Transcribe every record that appears below, exactly and in full.

[Records from a data collection]
---*---

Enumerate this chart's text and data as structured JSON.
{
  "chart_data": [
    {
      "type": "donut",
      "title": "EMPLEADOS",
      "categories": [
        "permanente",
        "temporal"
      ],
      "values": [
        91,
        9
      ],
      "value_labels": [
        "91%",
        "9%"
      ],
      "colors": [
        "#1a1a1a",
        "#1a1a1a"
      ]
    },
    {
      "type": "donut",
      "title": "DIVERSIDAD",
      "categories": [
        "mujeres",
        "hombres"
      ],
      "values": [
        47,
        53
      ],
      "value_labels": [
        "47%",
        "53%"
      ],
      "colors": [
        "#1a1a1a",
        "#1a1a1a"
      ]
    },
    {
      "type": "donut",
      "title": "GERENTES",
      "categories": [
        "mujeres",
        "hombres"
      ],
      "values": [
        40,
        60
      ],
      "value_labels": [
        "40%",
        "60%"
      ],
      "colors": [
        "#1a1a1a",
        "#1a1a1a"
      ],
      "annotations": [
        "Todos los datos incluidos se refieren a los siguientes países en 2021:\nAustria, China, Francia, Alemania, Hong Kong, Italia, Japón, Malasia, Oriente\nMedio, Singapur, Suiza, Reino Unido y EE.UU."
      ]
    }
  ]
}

---*---

» Worked answer:
Enumerate this chart's text and data as structured JSON.
{
  "chart_data": [
    {
      "type": "donut",
      "title": "EMPLEADOS",
      "categories": [
        "permanente",
        "temporal"
      ],
      "values": [
        91,
        9
      ],
      "value_labels": [
        "91%",
        "9%"
      ],
      "colors": [
        "#1a1a1a",
        "#1a1a1a"
      ]
    },
    {
      "type": "donut",
      "title": "DIVERSIDAD",
      "categories": [
        "mujeres",
        "hombres"
      ],
      "values": [
        47,
        53
      ],
      "value_labels": [
        "47%",
        "53%"
      ],
      "colors": [
        "#1a1a1a",
        "#1a1a1a"
      ]
    },
    {
      "type": "donut",
      "title": "GERENTES",
      "categories": [
        "mujeres",
        "hombres"
      ],
      "values": [
        40,
        60
      ],
      "value_labels": [
        "40%",
        "60%"
      ],
      "colors": [
        "#1a1a1a",
        "#1a1a1a"
      ],
      "annotations": [
        "Todos los datos incluidos se refieren a los siguientes países en 2021:\nAustria, China, Francia, Alemania, Hong Kong, Italia, Japón, Malasia, Oriente\nMedio, Singapur, Suiza, Reino Unido y EE.UU."
      ]
    }
  ]
}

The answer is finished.